Identify every line containing the word "European" and reproduce each one.

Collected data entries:
....................

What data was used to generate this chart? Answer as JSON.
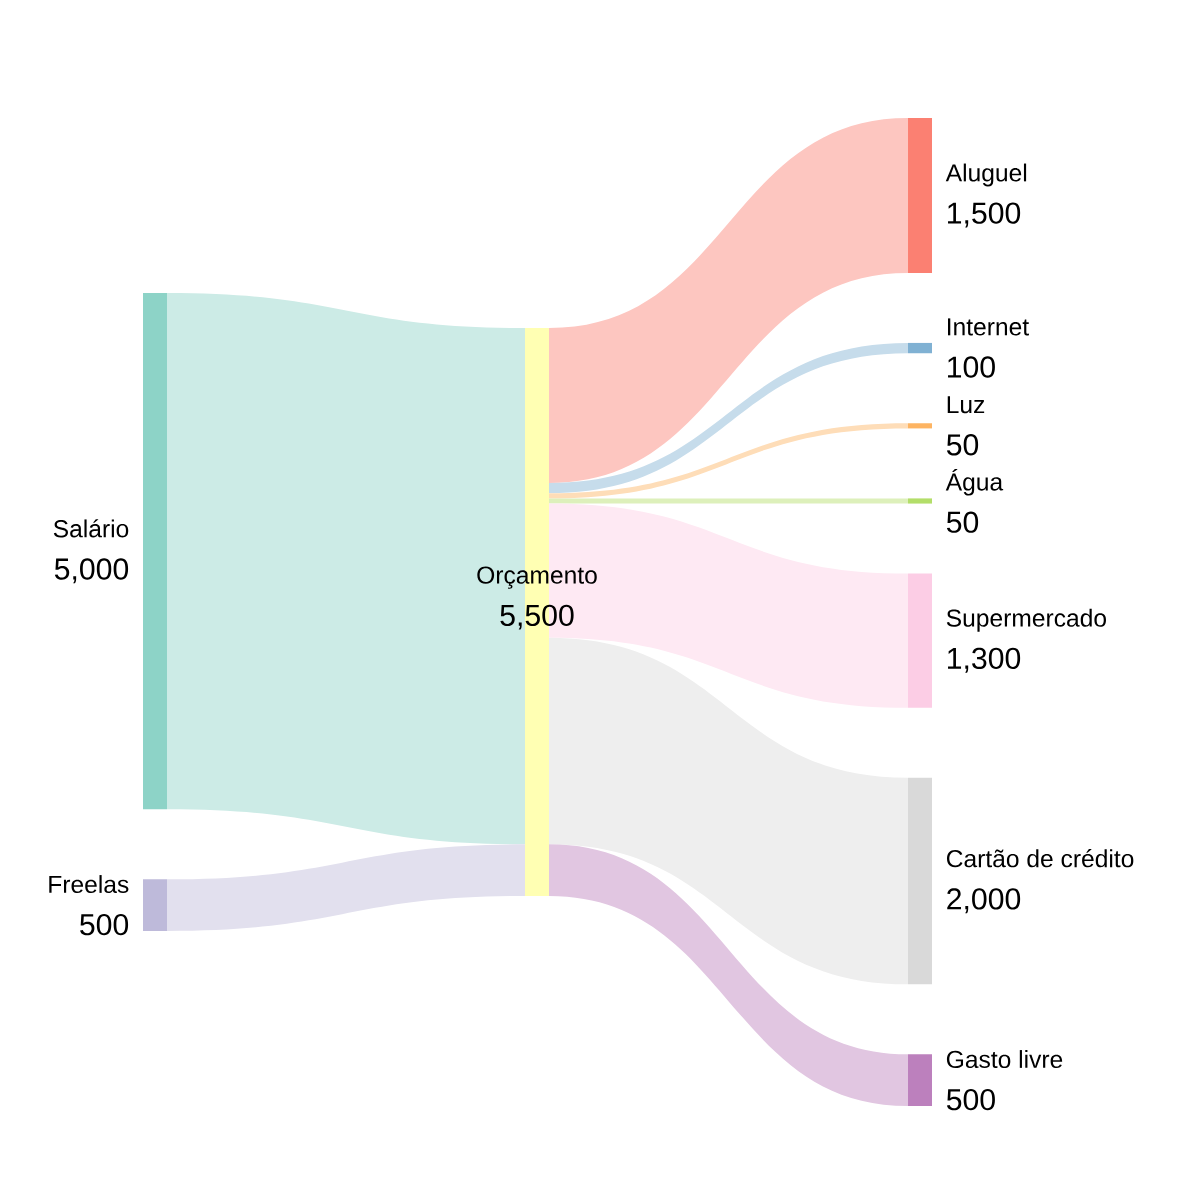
{
  "chart_data": {
    "type": "other",
    "categories": [
      "Salário",
      "Freelas",
      "Orçamento",
      "Aluguel",
      "Internet",
      "Luz",
      "Água",
      "Supermercado",
      "Cartão de crédito",
      "Gasto livre"
    ],
    "values": [
      5000,
      500,
      5500,
      1500,
      100,
      50,
      50,
      1300,
      2000,
      500
    ],
    "value_labels": [
      "5,000",
      "500",
      "5,500",
      "1,500",
      "100",
      "50",
      "50",
      "1,300",
      "2,000",
      "500"
    ],
    "colors": [
      "#8dd3c7",
      "#bebada",
      "#ffffb3",
      "#fb8072",
      "#80b1d3",
      "#fdb462",
      "#b3de69",
      "#fccde5",
      "#d9d9d9",
      "#bc80bd"
    ]
  }
}
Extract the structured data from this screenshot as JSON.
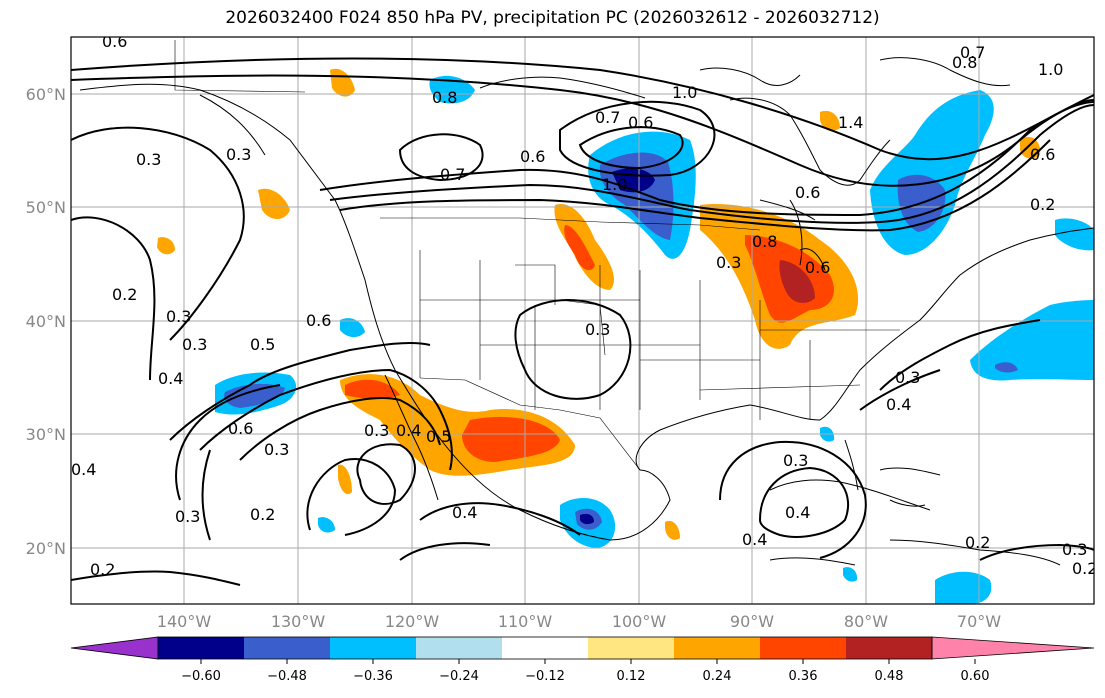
{
  "title": "2026032400 F024 850 hPa PV, precipitation PC (2026032612 - 2026032712)",
  "lat_labels": [
    "60°N",
    "50°N",
    "40°N",
    "30°N",
    "20°N"
  ],
  "lon_labels": [
    "140°W",
    "130°W",
    "120°W",
    "110°W",
    "100°W",
    "90°W",
    "80°W",
    "70°W"
  ],
  "map_extent": {
    "lon_min": -149,
    "lon_max": -59,
    "lat_min": 15,
    "lat_max": 65
  },
  "colorbar": {
    "ticks": [
      "−0.60",
      "−0.48",
      "−0.36",
      "−0.24",
      "−0.12",
      "0.12",
      "0.24",
      "0.36",
      "0.48",
      "0.60"
    ],
    "colors": [
      "#9932cc",
      "#00008b",
      "#3a5fcd",
      "#00bfff",
      "#b2dfee",
      "#ffffff",
      "#ffe680",
      "#ffa500",
      "#ff4500",
      "#b22222",
      "#ff82ab"
    ]
  },
  "contour_labels": [
    "0.6",
    "0.7",
    "0.8",
    "1.0",
    "0.3",
    "0.8",
    "0.7",
    "0.6",
    "1.0",
    "0.6",
    "1.4",
    "0.7",
    "0.6",
    "1.0",
    "0.3",
    "0.2",
    "0.3",
    "0.3",
    "0.6",
    "0.5",
    "0.4",
    "0.6",
    "0.3",
    "0.8",
    "0.3",
    "0.3",
    "0.6",
    "0.6",
    "0.4",
    "0.3",
    "0.3",
    "0.4",
    "0.3",
    "0.5",
    "0.4",
    "0.4",
    "0.3",
    "0.2",
    "0.4",
    "0.3",
    "0.4",
    "0.2",
    "0.2",
    "0.2",
    "0.2"
  ]
}
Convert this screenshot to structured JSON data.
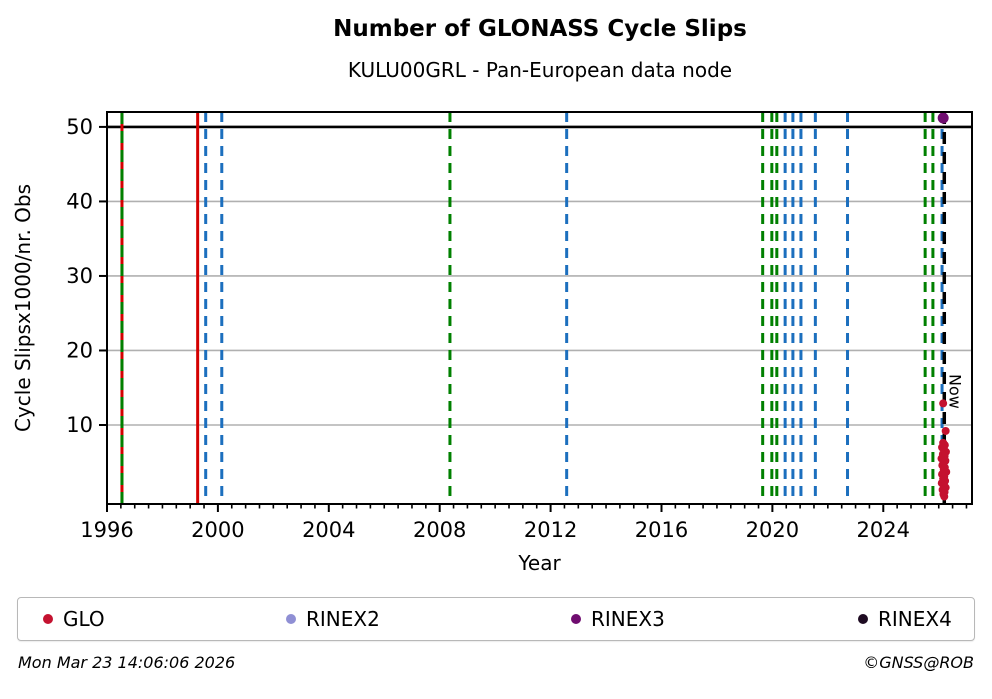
{
  "header": {
    "title": "Number of GLONASS Cycle Slips",
    "subtitle": "KULU00GRL - Pan-European data node"
  },
  "footer": {
    "timestamp": "Mon Mar 23 14:06:06 2026",
    "credit": "©GNSS@ROB"
  },
  "legend": {
    "items": [
      {
        "label": "GLO",
        "color": "#c41230"
      },
      {
        "label": "RINEX2",
        "color": "#8f8fd4"
      },
      {
        "label": "RINEX3",
        "color": "#6f0c6f"
      },
      {
        "label": "RINEX4",
        "color": "#1e0b22"
      }
    ]
  },
  "chart_data": {
    "type": "scatter",
    "title": "Number of GLONASS Cycle Slips",
    "subtitle": "KULU00GRL - Pan-European data node",
    "xlabel": "Year",
    "ylabel": "Cycle Slipsx1000/nr. Obs",
    "xlim": [
      1996,
      2027.2
    ],
    "ylim": [
      -0.6,
      52.0
    ],
    "x_major_ticks": [
      1996,
      2000,
      2004,
      2008,
      2012,
      2016,
      2020,
      2024
    ],
    "x_minor_step": 0.5,
    "y_major_ticks": [
      10,
      20,
      30,
      40,
      50
    ],
    "grid": "horizontal",
    "grid_color": "#b0b0b0",
    "cap_line_y": 50,
    "now_line": {
      "x": 2026.2,
      "label": "Now",
      "color": "#000000",
      "style": "dashed"
    },
    "event_lines": [
      {
        "x": 1996.54,
        "type": "mixed-red-green",
        "color_a": "#d40000",
        "color_b": "#008000"
      },
      {
        "x": 1999.27,
        "color": "#d40000",
        "style": "solid"
      },
      {
        "x": 1999.56,
        "color": "#1c6fbe",
        "style": "dashed"
      },
      {
        "x": 2000.14,
        "color": "#1c6fbe",
        "style": "dashed"
      },
      {
        "x": 2008.37,
        "color": "#008000",
        "style": "dashed"
      },
      {
        "x": 2012.58,
        "color": "#1c6fbe",
        "style": "dashed"
      },
      {
        "x": 2019.65,
        "color": "#008000",
        "style": "dashed"
      },
      {
        "x": 2019.98,
        "color": "#008000",
        "style": "dashed"
      },
      {
        "x": 2020.16,
        "color": "#008000",
        "style": "dashed"
      },
      {
        "x": 2020.46,
        "color": "#1c6fbe",
        "style": "dashed"
      },
      {
        "x": 2020.74,
        "color": "#1c6fbe",
        "style": "dashed"
      },
      {
        "x": 2021.03,
        "color": "#1c6fbe",
        "style": "dashed"
      },
      {
        "x": 2021.55,
        "color": "#1c6fbe",
        "style": "dashed"
      },
      {
        "x": 2022.71,
        "color": "#1c6fbe",
        "style": "dashed"
      },
      {
        "x": 2025.51,
        "color": "#008000",
        "style": "dashed"
      },
      {
        "x": 2025.79,
        "color": "#008000",
        "style": "dashed"
      },
      {
        "x": 2026.12,
        "color": "#1c6fbe",
        "style": "dashed"
      }
    ],
    "series": [
      {
        "name": "GLO",
        "color": "#c41230",
        "marker_radius": 4,
        "points": [
          [
            2026.16,
            12.9
          ],
          [
            2026.25,
            9.2
          ],
          [
            2026.16,
            7.6
          ],
          [
            2026.22,
            7.3
          ],
          [
            2026.12,
            7.0
          ],
          [
            2026.19,
            6.7
          ],
          [
            2026.26,
            6.4
          ],
          [
            2026.15,
            6.1
          ],
          [
            2026.21,
            5.8
          ],
          [
            2026.1,
            5.5
          ],
          [
            2026.24,
            5.2
          ],
          [
            2026.17,
            4.9
          ],
          [
            2026.13,
            4.6
          ],
          [
            2026.22,
            4.3
          ],
          [
            2026.18,
            4.0
          ],
          [
            2026.27,
            3.7
          ],
          [
            2026.12,
            3.4
          ],
          [
            2026.2,
            3.1
          ],
          [
            2026.16,
            2.8
          ],
          [
            2026.23,
            2.5
          ],
          [
            2026.11,
            2.2
          ],
          [
            2026.19,
            1.9
          ],
          [
            2026.25,
            1.6
          ],
          [
            2026.14,
            1.3
          ],
          [
            2026.21,
            1.0
          ],
          [
            2026.17,
            0.7
          ],
          [
            2026.2,
            0.4
          ]
        ]
      },
      {
        "name": "RINEX2",
        "color": "#8f8fd4",
        "marker_radius": 4,
        "points": []
      },
      {
        "name": "RINEX3",
        "color": "#6f0c6f",
        "marker_radius": 5.5,
        "points": [
          [
            2026.16,
            51.2
          ]
        ]
      },
      {
        "name": "RINEX4",
        "color": "#1e0b22",
        "marker_radius": 4,
        "points": []
      }
    ],
    "legend_position": "bottom",
    "legend_entries": [
      "GLO",
      "RINEX2",
      "RINEX3",
      "RINEX4"
    ]
  }
}
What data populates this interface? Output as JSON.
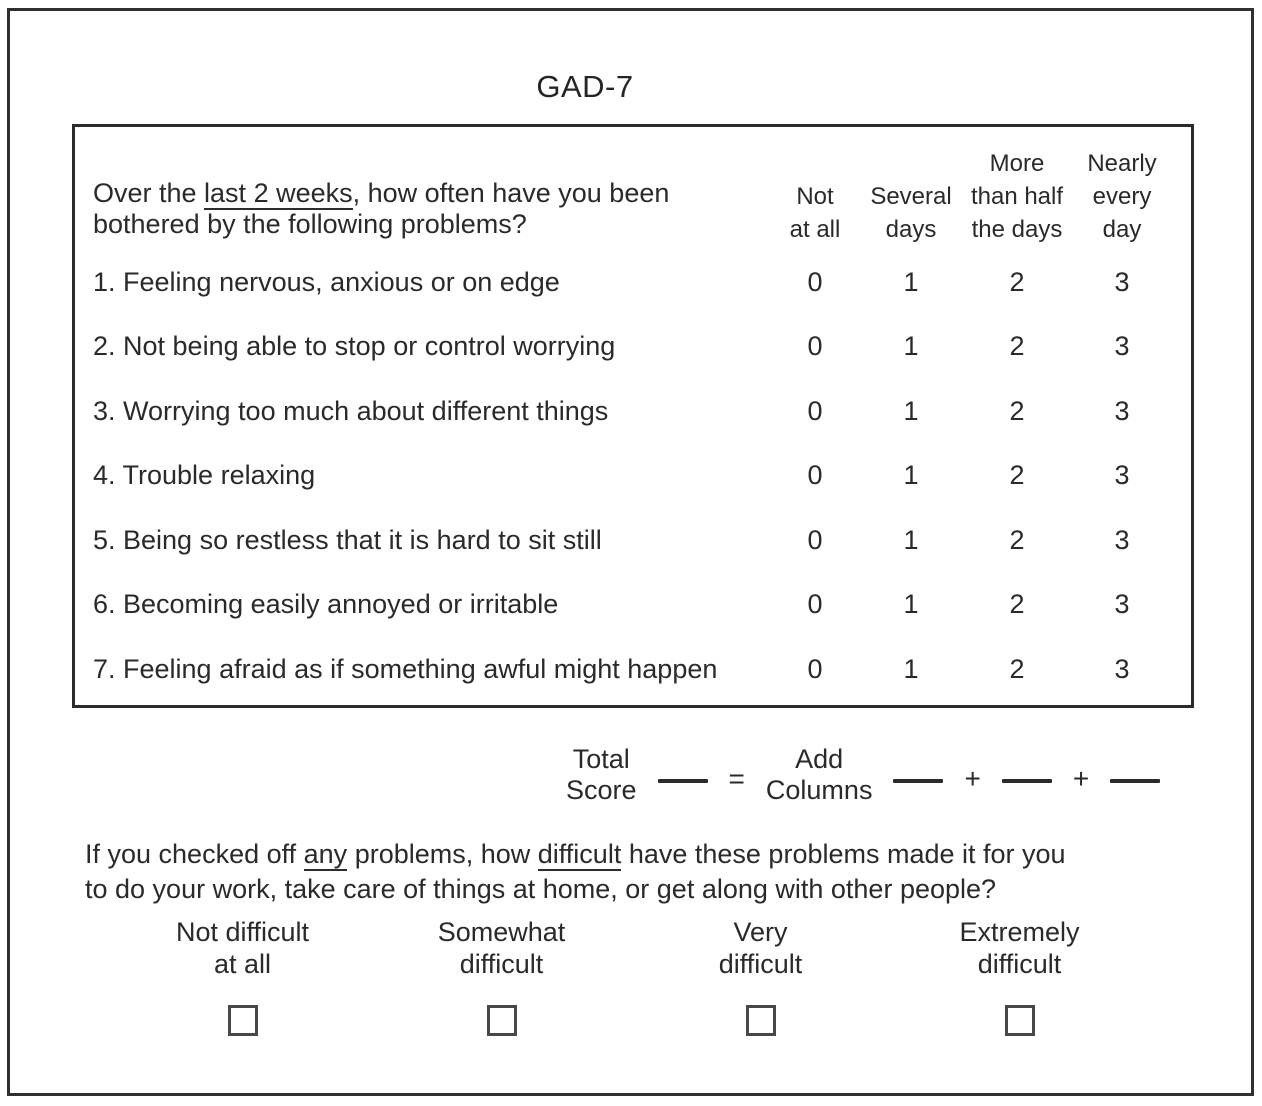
{
  "title": "GAD-7",
  "table": {
    "intro": {
      "line1": [
        {
          "t": "Over the "
        },
        {
          "t": "last 2 weeks",
          "u": true
        },
        {
          "t": ", how often have you been"
        }
      ],
      "line2": [
        {
          "t": "bothered by the following problems?"
        }
      ]
    },
    "columns": [
      {
        "lines": [
          "Not",
          "at all"
        ]
      },
      {
        "lines": [
          "Several",
          "days"
        ]
      },
      {
        "lines": [
          "More",
          "than half",
          "the days"
        ]
      },
      {
        "lines": [
          "Nearly",
          "every",
          "day"
        ]
      }
    ],
    "rows": [
      {
        "label": "1. Feeling nervous, anxious or on edge",
        "scores": [
          "0",
          "1",
          "2",
          "3"
        ]
      },
      {
        "label": "2. Not being able to stop or control worrying",
        "scores": [
          "0",
          "1",
          "2",
          "3"
        ]
      },
      {
        "label": "3. Worrying too much about different things",
        "scores": [
          "0",
          "1",
          "2",
          "3"
        ]
      },
      {
        "label": "4. Trouble relaxing",
        "scores": [
          "0",
          "1",
          "2",
          "3"
        ]
      },
      {
        "label": "5. Being so restless that it is hard to sit still",
        "scores": [
          "0",
          "1",
          "2",
          "3"
        ]
      },
      {
        "label": "6. Becoming easily annoyed or irritable",
        "scores": [
          "0",
          "1",
          "2",
          "3"
        ]
      },
      {
        "label": "7. Feeling afraid as if something awful might happen",
        "scores": [
          "0",
          "1",
          "2",
          "3"
        ]
      }
    ]
  },
  "score_row": {
    "total_lines": [
      "Total",
      "Score"
    ],
    "equals": "=",
    "add_lines": [
      "Add",
      "Columns"
    ],
    "plus": "+"
  },
  "difficulty": {
    "question_line1": [
      {
        "t": "If you checked off "
      },
      {
        "t": "any",
        "u": true
      },
      {
        "t": " problems, how "
      },
      {
        "t": "difficult",
        "u": true
      },
      {
        "t": " have these problems made it for you"
      }
    ],
    "question_line2": [
      {
        "t": "to do your work, take care of things at home, or get along with other people?"
      }
    ],
    "options": [
      {
        "lines": [
          "Not difficult",
          "at all"
        ]
      },
      {
        "lines": [
          "Somewhat",
          "difficult"
        ]
      },
      {
        "lines": [
          "Very",
          "difficult"
        ]
      },
      {
        "lines": [
          "Extremely",
          "difficult"
        ]
      }
    ]
  }
}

....................

Exercise result:
    "subtitle": "KULU00GRL - Pan-European data node"
    "subtitle": "KULU00GRL - Pan-European data node",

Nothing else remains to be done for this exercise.